**Task directions:**
Below are some records. Say how many of their lines contain the string "name", and give nothing but the number.

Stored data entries
-*-*-

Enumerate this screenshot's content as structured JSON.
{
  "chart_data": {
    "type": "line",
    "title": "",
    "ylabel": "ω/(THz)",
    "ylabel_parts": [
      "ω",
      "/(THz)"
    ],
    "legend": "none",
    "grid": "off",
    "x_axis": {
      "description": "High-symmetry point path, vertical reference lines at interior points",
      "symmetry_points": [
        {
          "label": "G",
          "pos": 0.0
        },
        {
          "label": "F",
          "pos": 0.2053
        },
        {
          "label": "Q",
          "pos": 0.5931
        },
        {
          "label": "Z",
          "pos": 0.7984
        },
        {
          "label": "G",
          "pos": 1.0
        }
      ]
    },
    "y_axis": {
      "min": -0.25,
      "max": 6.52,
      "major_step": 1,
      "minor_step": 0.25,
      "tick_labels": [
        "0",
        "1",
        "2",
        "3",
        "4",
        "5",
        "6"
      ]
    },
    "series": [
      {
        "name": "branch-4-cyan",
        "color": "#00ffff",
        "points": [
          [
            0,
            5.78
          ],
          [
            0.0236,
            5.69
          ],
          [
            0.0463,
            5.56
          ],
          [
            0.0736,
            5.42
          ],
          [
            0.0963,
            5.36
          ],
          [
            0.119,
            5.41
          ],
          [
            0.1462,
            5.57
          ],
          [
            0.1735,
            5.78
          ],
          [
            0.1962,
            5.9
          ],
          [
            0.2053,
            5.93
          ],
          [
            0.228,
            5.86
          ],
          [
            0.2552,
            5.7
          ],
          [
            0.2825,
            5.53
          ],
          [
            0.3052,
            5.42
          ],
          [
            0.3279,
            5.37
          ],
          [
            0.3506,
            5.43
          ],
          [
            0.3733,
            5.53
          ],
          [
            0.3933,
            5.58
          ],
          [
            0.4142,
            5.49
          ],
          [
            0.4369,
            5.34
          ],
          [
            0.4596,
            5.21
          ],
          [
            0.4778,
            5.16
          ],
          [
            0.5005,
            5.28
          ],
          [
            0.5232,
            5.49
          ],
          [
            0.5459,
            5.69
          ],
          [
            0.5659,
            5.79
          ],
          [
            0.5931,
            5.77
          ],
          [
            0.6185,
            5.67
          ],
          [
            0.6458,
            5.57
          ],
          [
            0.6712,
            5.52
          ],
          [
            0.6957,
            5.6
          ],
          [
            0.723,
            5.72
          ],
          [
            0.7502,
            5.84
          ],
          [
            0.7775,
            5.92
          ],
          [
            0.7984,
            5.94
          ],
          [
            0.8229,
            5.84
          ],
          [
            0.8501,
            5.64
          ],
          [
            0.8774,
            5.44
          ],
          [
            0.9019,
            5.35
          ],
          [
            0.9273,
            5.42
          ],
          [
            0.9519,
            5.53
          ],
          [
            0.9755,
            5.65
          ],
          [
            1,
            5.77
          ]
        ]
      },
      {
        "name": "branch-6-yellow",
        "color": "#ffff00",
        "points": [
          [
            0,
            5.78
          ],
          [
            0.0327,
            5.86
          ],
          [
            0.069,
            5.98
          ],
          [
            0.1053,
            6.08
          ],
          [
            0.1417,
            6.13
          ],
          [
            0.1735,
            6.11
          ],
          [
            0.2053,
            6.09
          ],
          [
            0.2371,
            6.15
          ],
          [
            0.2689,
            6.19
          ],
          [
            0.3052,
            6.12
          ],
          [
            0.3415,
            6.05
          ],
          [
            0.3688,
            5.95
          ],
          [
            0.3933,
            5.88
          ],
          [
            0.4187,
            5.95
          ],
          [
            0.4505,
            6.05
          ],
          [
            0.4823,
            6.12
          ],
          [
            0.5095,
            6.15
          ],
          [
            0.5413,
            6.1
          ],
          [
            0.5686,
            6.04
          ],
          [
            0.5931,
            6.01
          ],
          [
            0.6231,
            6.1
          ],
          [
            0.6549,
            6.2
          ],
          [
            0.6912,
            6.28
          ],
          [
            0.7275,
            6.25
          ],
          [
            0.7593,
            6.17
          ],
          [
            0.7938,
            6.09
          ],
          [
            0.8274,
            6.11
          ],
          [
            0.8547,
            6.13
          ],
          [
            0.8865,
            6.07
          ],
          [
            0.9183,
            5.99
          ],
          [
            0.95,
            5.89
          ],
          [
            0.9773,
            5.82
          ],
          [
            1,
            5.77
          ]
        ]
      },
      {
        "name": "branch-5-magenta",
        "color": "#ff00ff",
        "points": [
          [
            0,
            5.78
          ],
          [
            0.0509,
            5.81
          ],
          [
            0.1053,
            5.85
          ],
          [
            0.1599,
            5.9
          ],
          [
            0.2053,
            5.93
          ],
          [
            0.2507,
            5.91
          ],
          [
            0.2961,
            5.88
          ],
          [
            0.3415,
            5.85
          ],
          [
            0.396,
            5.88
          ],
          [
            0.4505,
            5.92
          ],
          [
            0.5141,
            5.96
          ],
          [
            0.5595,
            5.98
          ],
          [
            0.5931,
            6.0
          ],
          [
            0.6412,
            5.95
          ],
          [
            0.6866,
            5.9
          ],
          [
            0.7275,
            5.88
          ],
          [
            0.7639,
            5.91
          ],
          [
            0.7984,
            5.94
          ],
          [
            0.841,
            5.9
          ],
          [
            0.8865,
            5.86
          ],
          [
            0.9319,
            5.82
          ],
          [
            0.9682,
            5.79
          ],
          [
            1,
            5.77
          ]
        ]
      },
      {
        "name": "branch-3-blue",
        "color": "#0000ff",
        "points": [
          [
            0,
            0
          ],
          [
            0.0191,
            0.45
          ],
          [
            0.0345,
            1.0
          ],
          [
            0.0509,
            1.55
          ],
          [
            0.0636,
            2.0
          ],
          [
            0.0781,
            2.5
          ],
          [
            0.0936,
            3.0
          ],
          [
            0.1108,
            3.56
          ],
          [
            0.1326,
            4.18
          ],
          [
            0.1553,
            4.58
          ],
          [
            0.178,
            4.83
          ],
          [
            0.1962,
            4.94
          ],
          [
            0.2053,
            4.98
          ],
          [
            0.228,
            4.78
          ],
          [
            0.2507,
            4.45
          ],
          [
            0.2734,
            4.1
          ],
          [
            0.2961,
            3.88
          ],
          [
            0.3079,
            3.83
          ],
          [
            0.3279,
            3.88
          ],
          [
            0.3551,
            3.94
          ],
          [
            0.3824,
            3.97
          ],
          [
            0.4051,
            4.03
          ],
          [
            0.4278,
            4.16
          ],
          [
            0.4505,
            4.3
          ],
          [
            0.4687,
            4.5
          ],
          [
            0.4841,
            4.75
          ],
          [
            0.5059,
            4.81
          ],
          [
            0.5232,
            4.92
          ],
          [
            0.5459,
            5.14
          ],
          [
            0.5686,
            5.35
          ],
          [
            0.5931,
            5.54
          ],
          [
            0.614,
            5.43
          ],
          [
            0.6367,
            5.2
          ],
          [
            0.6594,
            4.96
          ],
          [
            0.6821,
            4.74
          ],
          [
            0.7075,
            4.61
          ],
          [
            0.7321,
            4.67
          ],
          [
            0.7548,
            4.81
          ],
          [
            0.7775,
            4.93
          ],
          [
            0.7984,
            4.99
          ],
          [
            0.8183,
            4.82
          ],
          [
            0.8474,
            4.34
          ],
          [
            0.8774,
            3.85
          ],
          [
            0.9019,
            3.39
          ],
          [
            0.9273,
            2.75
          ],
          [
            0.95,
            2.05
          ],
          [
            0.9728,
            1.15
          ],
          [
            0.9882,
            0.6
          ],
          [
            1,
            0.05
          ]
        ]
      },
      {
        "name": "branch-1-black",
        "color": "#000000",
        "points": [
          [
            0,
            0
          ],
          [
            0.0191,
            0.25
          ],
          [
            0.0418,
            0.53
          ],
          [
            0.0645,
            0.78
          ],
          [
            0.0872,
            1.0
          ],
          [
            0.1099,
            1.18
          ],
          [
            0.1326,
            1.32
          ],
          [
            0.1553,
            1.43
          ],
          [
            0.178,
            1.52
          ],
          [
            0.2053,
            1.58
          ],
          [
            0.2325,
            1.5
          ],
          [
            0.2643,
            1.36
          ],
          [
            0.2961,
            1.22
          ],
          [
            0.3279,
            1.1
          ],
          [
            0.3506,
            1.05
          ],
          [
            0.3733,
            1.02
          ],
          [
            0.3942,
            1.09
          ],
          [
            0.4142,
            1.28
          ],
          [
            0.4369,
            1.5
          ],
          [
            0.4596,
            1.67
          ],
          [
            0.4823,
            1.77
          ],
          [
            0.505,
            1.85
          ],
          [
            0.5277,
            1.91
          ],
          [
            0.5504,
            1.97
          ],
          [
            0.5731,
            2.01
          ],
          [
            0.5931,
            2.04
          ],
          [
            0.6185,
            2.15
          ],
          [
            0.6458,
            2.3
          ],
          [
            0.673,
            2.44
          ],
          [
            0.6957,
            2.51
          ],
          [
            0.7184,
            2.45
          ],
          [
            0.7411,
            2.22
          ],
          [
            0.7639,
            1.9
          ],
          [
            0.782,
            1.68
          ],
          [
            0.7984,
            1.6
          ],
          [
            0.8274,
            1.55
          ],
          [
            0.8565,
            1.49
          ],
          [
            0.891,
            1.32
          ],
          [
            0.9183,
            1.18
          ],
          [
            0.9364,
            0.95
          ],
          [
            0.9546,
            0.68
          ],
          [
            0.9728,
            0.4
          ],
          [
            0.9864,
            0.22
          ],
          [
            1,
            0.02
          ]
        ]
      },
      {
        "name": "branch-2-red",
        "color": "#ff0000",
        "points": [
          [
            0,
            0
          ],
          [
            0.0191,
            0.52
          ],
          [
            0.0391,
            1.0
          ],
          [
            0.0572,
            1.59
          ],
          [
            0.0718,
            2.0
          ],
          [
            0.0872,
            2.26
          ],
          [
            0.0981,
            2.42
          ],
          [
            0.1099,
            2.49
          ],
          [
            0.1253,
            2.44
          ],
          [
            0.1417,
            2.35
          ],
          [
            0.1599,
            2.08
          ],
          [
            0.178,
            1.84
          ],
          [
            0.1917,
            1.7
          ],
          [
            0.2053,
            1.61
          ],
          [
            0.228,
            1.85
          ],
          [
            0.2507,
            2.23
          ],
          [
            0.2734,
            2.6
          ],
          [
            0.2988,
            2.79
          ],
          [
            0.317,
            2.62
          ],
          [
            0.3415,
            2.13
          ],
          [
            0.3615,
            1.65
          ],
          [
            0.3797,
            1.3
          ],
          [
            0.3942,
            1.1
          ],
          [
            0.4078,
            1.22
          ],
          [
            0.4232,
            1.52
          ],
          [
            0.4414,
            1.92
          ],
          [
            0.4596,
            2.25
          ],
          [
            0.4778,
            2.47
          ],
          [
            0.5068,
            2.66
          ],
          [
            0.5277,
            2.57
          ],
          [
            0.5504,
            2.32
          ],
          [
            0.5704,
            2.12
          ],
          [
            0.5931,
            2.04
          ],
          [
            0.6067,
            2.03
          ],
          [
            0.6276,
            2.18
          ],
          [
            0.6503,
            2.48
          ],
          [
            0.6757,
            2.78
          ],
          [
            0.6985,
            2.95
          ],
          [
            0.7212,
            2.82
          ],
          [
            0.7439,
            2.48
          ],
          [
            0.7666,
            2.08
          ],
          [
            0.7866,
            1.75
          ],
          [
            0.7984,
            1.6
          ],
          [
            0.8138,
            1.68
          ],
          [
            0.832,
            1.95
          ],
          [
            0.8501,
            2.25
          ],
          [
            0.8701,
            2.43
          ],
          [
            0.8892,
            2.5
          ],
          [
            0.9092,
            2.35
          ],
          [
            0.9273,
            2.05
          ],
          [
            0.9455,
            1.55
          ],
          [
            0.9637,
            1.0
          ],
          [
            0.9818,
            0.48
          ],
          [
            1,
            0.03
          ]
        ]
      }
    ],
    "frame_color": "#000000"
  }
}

-*-*-

**The response:**
6